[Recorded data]
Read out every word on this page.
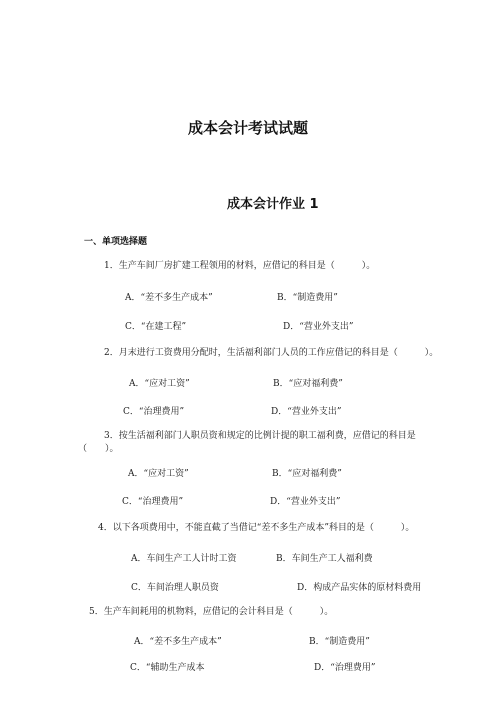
成本会计考试试题
成本会计作业 1
一、单项选择题
1．生产车间厂房扩建工程领用的材料，应借记的科目是（　　　）。
A．“差不多生产成本”	B．“制造费用”
C．“在建工程”	D．“营业外支出”
2．月末进行工资费用分配时，生活福利部门人员的工作应借记的科目是（　　　）。
A．“应对工资”	B．“应对福利费”
C．“治理费用”	D．“营业外支出”
3．按生活福利部门人职员资和规定的比例计提的职工福利费，应借记的科目是（　　）。
A．“应对工资”	B．“应对福利费”
C．“治理费用”	D．“营业外支出”
4．以下各项费用中，不能直截了当借记“差不多生产成本”科目的是（　　　）。
A．车间生产工人计时工资	B．车间生产工人福利费
C．车间治理人职员资	D．构成产品实体的原材料费用
5．生产车间耗用的机物料，应借记的会计科目是（　　　）。
A．“差不多生产成本”	B．“制造费用”
C．“辅助生产成本	D．“治理费用”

### Problem
Quote the records above in full, dropping each picture.

### Result of the exercise
Read out every word on this page.
成本会计考试试题
成本会计作业 1
一、单项选择题
1．生产车间厂房扩建工程领用的材料，应借记的科目是（　　　）。
A．“差不多生产成本”	B．“制造费用”
C．“在建工程”	D．“营业外支出”
2．月末进行工资费用分配时，生活福利部门人员的工作应借记的科目是（　　　）。
A．“应对工资”	B．“应对福利费”
C．“治理费用”	D．“营业外支出”
3．按生活福利部门人职员资和规定的比例计提的职工福利费，应借记的科目是（　　）。
A．“应对工资”	B．“应对福利费”
C．“治理费用”	D．“营业外支出”
4．以下各项费用中，不能直截了当借记“差不多生产成本”科目的是（　　　）。
A．车间生产工人计时工资	B．车间生产工人福利费
C．车间治理人职员资	D．构成产品实体的原材料费用
5．生产车间耗用的机物料，应借记的会计科目是（　　　）。
A．“差不多生产成本”	B．“制造费用”
C．“辅助生产成本	D．“治理费用”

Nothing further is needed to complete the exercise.